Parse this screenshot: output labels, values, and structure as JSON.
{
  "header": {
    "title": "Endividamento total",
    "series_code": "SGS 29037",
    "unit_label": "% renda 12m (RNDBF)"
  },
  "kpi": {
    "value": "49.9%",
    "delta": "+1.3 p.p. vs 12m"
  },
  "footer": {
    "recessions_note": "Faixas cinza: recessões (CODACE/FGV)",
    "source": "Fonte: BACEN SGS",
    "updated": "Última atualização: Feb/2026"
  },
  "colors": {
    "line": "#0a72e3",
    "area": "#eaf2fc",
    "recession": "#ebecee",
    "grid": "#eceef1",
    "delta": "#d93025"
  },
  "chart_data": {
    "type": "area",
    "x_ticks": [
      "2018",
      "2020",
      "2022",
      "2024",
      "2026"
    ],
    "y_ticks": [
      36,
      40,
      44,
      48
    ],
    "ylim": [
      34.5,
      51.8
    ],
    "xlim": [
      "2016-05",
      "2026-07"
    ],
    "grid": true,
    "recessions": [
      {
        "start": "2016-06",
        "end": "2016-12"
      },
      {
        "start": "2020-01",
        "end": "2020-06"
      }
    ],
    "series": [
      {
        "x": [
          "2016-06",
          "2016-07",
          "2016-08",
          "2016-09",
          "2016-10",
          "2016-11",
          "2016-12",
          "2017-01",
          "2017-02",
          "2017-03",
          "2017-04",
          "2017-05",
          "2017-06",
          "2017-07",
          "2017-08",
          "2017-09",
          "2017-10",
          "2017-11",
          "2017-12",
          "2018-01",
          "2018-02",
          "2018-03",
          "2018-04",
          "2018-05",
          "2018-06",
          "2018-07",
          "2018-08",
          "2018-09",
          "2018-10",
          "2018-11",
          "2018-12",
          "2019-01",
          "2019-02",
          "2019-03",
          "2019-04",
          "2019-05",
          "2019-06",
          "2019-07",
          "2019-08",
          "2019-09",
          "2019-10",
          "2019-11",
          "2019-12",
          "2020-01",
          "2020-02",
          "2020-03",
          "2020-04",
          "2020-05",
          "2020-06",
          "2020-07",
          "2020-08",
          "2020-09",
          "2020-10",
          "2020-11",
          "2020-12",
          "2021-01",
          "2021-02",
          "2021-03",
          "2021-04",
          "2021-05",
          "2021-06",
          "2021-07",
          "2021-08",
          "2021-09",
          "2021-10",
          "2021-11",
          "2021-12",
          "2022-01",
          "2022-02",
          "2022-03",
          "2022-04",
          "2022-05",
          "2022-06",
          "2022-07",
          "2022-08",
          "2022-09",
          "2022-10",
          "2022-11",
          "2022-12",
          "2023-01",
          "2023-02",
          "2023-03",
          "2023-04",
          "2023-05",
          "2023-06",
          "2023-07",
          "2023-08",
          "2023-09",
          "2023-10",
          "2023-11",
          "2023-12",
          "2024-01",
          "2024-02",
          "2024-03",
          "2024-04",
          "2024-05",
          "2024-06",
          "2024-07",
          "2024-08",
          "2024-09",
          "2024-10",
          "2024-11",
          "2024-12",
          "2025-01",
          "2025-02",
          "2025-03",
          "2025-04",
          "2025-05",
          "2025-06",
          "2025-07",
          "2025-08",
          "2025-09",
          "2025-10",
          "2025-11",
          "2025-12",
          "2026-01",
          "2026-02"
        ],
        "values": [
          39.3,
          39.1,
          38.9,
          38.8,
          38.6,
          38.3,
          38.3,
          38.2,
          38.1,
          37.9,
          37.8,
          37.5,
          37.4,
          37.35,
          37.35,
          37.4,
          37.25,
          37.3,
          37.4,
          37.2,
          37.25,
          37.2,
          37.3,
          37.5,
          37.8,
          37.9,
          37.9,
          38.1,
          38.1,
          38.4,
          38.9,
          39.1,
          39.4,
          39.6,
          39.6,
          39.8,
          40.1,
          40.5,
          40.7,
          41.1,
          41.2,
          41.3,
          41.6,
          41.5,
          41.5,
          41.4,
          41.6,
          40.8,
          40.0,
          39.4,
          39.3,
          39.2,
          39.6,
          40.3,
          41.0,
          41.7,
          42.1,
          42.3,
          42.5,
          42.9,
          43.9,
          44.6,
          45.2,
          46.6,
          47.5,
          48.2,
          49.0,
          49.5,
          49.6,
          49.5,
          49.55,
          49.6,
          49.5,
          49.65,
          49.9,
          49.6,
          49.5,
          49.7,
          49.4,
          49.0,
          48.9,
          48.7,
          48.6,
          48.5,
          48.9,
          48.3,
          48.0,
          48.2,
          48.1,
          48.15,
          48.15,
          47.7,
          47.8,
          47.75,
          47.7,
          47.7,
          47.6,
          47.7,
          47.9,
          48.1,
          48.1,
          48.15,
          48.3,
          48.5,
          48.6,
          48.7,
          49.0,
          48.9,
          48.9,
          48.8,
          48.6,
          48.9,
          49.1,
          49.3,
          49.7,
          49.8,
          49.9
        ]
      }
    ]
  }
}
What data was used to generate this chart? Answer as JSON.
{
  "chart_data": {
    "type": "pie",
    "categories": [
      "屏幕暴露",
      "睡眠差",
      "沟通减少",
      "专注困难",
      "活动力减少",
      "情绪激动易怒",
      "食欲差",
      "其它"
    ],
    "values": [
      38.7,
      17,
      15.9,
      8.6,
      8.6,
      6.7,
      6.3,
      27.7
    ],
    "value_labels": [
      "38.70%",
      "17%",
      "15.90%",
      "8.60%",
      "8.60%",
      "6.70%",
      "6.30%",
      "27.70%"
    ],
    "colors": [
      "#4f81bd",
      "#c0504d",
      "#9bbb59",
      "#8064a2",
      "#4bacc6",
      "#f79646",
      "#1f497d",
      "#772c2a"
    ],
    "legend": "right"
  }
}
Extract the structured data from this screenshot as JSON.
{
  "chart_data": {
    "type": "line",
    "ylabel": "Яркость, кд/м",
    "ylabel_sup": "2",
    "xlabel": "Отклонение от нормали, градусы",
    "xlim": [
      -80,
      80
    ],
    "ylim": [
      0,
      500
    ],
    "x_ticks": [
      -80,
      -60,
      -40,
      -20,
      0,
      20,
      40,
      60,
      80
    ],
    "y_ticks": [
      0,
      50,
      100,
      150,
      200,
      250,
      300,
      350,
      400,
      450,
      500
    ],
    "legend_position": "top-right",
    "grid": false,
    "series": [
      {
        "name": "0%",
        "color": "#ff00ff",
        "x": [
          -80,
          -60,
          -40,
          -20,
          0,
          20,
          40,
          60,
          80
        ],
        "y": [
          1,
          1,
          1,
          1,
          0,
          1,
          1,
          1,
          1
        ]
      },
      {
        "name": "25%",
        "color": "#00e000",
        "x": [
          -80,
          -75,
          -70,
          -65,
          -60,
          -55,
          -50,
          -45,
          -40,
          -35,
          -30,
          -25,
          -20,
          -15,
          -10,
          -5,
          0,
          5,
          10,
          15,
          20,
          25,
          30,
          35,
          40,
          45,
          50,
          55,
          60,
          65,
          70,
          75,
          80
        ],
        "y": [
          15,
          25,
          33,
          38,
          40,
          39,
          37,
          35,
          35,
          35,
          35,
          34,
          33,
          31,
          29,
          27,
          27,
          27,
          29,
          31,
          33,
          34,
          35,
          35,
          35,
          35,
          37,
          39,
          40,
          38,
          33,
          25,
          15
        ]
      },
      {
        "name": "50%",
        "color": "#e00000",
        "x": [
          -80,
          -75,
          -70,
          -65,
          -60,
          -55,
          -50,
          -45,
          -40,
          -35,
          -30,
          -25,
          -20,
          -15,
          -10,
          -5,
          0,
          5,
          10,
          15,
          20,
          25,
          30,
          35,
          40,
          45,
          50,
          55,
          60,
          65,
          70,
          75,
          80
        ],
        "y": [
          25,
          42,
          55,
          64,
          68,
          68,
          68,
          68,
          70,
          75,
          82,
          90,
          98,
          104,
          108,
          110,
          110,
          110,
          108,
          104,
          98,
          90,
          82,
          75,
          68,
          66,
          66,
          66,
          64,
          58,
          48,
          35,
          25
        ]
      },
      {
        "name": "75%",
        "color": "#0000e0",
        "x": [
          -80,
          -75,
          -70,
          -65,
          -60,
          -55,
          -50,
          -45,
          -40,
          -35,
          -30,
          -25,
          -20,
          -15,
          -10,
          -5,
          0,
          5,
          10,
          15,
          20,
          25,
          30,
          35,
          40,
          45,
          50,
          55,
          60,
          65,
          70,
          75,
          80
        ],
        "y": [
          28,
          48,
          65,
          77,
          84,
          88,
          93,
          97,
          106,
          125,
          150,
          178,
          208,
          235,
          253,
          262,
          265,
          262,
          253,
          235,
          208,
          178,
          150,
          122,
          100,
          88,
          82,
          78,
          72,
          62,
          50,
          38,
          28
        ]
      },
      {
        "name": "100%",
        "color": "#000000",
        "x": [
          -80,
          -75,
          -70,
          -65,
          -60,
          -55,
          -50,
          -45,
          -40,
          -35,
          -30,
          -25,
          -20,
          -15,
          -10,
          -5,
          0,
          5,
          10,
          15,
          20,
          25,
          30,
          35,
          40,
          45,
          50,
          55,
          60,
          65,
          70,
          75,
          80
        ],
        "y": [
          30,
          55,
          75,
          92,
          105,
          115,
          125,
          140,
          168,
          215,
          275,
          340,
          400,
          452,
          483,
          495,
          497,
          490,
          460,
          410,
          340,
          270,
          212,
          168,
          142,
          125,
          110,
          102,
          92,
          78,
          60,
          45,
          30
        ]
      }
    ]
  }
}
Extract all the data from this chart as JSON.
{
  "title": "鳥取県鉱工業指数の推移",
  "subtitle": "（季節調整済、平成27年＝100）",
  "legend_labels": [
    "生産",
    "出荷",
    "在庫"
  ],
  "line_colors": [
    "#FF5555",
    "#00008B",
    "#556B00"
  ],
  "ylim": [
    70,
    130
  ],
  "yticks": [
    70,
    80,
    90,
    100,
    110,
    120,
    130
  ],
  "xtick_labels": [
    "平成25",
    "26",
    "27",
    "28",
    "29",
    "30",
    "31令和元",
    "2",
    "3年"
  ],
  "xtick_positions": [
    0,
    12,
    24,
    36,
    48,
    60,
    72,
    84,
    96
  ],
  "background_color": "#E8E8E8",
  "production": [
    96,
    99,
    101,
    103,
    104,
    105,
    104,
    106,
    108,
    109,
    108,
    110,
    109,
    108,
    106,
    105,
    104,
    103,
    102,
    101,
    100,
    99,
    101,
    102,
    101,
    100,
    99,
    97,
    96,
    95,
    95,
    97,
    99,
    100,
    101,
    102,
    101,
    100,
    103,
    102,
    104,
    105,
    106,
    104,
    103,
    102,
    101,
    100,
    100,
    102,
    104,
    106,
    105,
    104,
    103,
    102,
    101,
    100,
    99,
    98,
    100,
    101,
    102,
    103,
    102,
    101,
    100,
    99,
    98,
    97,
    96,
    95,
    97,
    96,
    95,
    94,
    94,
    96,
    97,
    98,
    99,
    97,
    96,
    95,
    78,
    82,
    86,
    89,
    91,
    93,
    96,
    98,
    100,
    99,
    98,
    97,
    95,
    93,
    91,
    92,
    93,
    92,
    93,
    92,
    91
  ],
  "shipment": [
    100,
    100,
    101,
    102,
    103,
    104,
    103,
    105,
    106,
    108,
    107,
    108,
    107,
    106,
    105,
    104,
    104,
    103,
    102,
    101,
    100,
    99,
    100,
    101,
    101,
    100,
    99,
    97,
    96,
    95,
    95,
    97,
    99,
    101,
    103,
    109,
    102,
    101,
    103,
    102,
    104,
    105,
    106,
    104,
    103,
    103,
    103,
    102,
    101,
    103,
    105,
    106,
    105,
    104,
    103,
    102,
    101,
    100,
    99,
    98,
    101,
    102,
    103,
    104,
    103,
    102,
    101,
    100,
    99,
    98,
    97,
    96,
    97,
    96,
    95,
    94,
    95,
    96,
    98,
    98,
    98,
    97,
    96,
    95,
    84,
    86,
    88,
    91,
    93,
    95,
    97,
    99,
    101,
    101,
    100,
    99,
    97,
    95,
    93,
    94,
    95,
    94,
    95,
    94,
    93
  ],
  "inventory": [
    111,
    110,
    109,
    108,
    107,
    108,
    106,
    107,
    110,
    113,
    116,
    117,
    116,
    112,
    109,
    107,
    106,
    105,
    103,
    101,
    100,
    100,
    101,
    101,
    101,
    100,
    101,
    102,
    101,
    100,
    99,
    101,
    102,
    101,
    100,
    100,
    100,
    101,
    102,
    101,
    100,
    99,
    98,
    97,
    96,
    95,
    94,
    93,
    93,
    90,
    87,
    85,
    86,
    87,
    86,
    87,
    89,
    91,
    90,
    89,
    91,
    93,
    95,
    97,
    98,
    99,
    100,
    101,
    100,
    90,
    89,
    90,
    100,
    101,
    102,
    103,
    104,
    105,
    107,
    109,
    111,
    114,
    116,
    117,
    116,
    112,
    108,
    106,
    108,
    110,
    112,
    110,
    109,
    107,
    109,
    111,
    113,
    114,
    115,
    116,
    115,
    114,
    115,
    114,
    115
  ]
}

▶ **Task prompt**
From the listing, copy every line where the string "JSON" appears.

▶ **Result**
Parse this screenshot: output labels, values, and structure as JSON.
What data was used to generate this chart? Answer as JSON.
Extract the structured data from this screenshot as JSON.
Extract all the data from this chart as JSON.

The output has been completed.